(Excerpt from a dataset)
┄┄┄┄┄┄┄┄┄┄

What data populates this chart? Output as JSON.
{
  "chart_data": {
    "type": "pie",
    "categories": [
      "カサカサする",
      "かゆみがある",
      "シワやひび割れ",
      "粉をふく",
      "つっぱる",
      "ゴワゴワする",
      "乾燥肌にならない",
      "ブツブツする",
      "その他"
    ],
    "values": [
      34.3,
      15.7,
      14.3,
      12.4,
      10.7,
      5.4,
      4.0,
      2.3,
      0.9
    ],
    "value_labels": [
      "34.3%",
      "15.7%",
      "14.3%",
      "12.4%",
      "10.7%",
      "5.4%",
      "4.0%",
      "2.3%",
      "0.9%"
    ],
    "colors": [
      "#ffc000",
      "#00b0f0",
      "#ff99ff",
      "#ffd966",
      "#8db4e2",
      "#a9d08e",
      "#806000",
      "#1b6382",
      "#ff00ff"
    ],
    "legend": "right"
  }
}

┄┄┄┄┄┄┄┄┄┄

● EXERCISE BRIEF
Each line in the material above must be retyped without alteration.

● RESPONSE
What data populates this chart? Output as JSON.
{
  "chart_data": {
    "type": "pie",
    "categories": [
      "カサカサする",
      "かゆみがある",
      "シワやひび割れ",
      "粉をふく",
      "つっぱる",
      "ゴワゴワする",
      "乾燥肌にならない",
      "ブツブツする",
      "その他"
    ],
    "values": [
      34.3,
      15.7,
      14.3,
      12.4,
      10.7,
      5.4,
      4.0,
      2.3,
      0.9
    ],
    "value_labels": [
      "34.3%",
      "15.7%",
      "14.3%",
      "12.4%",
      "10.7%",
      "5.4%",
      "4.0%",
      "2.3%",
      "0.9%"
    ],
    "colors": [
      "#ffc000",
      "#00b0f0",
      "#ff99ff",
      "#ffd966",
      "#8db4e2",
      "#a9d08e",
      "#806000",
      "#1b6382",
      "#ff00ff"
    ],
    "legend": "right"
  }
}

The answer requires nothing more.